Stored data
□ □ □

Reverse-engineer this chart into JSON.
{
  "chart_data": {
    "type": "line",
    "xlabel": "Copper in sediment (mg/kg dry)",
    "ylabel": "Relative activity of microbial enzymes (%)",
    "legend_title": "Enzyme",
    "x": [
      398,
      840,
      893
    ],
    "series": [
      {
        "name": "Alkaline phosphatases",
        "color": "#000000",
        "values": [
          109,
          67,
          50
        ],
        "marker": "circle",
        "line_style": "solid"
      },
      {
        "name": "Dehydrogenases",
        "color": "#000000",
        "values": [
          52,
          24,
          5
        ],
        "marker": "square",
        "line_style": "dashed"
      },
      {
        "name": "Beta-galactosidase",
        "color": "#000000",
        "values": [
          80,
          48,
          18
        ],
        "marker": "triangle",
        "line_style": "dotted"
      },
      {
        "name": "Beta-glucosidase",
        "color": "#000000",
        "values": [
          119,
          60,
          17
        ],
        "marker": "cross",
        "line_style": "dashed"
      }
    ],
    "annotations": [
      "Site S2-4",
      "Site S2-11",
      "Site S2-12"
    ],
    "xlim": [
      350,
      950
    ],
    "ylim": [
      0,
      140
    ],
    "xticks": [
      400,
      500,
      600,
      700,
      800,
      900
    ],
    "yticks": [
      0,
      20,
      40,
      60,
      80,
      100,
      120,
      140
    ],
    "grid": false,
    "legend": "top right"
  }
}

□ □ □

TASK TO COMPLETE:
In this exercise, repeat all entries exactly.

SOLUTION FOR THIS PROBLEM:
Reverse-engineer this chart into JSON.
{
  "chart_data": {
    "type": "line",
    "xlabel": "Copper in sediment (mg/kg dry)",
    "ylabel": "Relative activity of microbial enzymes (%)",
    "legend_title": "Enzyme",
    "x": [
      398,
      840,
      893
    ],
    "series": [
      {
        "name": "Alkaline phosphatases",
        "color": "#000000",
        "values": [
          109,
          67,
          50
        ],
        "marker": "circle",
        "line_style": "solid"
      },
      {
        "name": "Dehydrogenases",
        "color": "#000000",
        "values": [
          52,
          24,
          5
        ],
        "marker": "square",
        "line_style": "dashed"
      },
      {
        "name": "Beta-galactosidase",
        "color": "#000000",
        "values": [
          80,
          48,
          18
        ],
        "marker": "triangle",
        "line_style": "dotted"
      },
      {
        "name": "Beta-glucosidase",
        "color": "#000000",
        "values": [
          119,
          60,
          17
        ],
        "marker": "cross",
        "line_style": "dashed"
      }
    ],
    "annotations": [
      "Site S2-4",
      "Site S2-11",
      "Site S2-12"
    ],
    "xlim": [
      350,
      950
    ],
    "ylim": [
      0,
      140
    ],
    "xticks": [
      400,
      500,
      600,
      700,
      800,
      900
    ],
    "yticks": [
      0,
      20,
      40,
      60,
      80,
      100,
      120,
      140
    ],
    "grid": false,
    "legend": "top right"
  }
}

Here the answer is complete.